→ **The request**:
Write out every entry word for word.

→ **Entries supplied**:
________
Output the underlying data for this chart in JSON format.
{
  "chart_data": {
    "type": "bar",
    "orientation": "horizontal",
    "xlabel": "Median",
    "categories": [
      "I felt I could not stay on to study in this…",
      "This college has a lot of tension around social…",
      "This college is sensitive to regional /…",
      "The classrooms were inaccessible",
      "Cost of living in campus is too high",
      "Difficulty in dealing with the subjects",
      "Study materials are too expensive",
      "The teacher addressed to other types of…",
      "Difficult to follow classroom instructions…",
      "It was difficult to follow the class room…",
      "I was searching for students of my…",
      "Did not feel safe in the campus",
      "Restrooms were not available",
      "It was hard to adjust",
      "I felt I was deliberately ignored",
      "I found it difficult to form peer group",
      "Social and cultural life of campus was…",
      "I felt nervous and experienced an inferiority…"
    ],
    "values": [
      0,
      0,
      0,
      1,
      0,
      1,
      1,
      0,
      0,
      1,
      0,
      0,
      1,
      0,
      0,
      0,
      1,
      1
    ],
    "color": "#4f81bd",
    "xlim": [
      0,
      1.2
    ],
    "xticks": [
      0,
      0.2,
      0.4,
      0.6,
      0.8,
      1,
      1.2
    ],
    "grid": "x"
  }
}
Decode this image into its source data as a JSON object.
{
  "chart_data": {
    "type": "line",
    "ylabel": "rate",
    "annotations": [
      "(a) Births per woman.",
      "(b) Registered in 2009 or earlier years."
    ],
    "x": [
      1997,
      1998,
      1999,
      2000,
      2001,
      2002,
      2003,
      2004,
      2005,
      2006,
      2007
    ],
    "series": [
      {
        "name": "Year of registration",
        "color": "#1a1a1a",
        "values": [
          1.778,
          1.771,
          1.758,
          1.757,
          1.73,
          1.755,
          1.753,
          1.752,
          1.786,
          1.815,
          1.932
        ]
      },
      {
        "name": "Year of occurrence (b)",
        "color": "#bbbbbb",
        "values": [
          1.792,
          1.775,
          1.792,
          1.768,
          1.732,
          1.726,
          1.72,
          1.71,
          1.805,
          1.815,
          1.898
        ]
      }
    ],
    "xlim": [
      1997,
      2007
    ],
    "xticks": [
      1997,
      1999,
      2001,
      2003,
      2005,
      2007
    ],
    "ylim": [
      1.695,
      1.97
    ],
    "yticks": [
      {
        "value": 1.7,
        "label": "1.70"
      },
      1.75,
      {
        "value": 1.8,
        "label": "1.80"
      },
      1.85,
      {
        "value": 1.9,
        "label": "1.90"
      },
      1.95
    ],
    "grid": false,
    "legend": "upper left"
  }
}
________
→ **Final result**:
Output the underlying data for this chart in JSON format.
{
  "chart_data": {
    "type": "bar",
    "orientation": "horizontal",
    "xlabel": "Median",
    "categories": [
      "I felt I could not stay on to study in this…",
      "This college has a lot of tension around social…",
      "This college is sensitive to regional /…",
      "The classrooms were inaccessible",
      "Cost of living in campus is too high",
      "Difficulty in dealing with the subjects",
      "Study materials are too expensive",
      "The teacher addressed to other types of…",
      "Difficult to follow classroom instructions…",
      "It was difficult to follow the class room…",
      "I was searching for students of my…",
      "Did not feel safe in the campus",
      "Restrooms were not available",
      "It was hard to adjust",
      "I felt I was deliberately ignored",
      "I found it difficult to form peer group",
      "Social and cultural life of campus was…",
      "I felt nervous and experienced an inferiority…"
    ],
    "values": [
      0,
      0,
      0,
      1,
      0,
      1,
      1,
      0,
      0,
      1,
      0,
      0,
      1,
      0,
      0,
      0,
      1,
      1
    ],
    "color": "#4f81bd",
    "xlim": [
      0,
      1.2
    ],
    "xticks": [
      0,
      0.2,
      0.4,
      0.6,
      0.8,
      1,
      1.2
    ],
    "grid": "x"
  }
}
Decode this image into its source data as a JSON object.
{
  "chart_data": {
    "type": "line",
    "ylabel": "rate",
    "annotations": [
      "(a) Births per woman.",
      "(b) Registered in 2009 or earlier years."
    ],
    "x": [
      1997,
      1998,
      1999,
      2000,
      2001,
      2002,
      2003,
      2004,
      2005,
      2006,
      2007
    ],
    "series": [
      {
        "name": "Year of registration",
        "color": "#1a1a1a",
        "values": [
          1.778,
          1.771,
          1.758,
          1.757,
          1.73,
          1.755,
          1.753,
          1.752,
          1.786,
          1.815,
          1.932
        ]
      },
      {
        "name": "Year of occurrence (b)",
        "color": "#bbbbbb",
        "values": [
          1.792,
          1.775,
          1.792,
          1.768,
          1.732,
          1.726,
          1.72,
          1.71,
          1.805,
          1.815,
          1.898
        ]
      }
    ],
    "xlim": [
      1997,
      2007
    ],
    "xticks": [
      1997,
      1999,
      2001,
      2003,
      2005,
      2007
    ],
    "ylim": [
      1.695,
      1.97
    ],
    "yticks": [
      {
        "value": 1.7,
        "label": "1.70"
      },
      1.75,
      {
        "value": 1.8,
        "label": "1.80"
      },
      1.85,
      {
        "value": 1.9,
        "label": "1.90"
      },
      1.95
    ],
    "grid": false,
    "legend": "upper left"
  }
}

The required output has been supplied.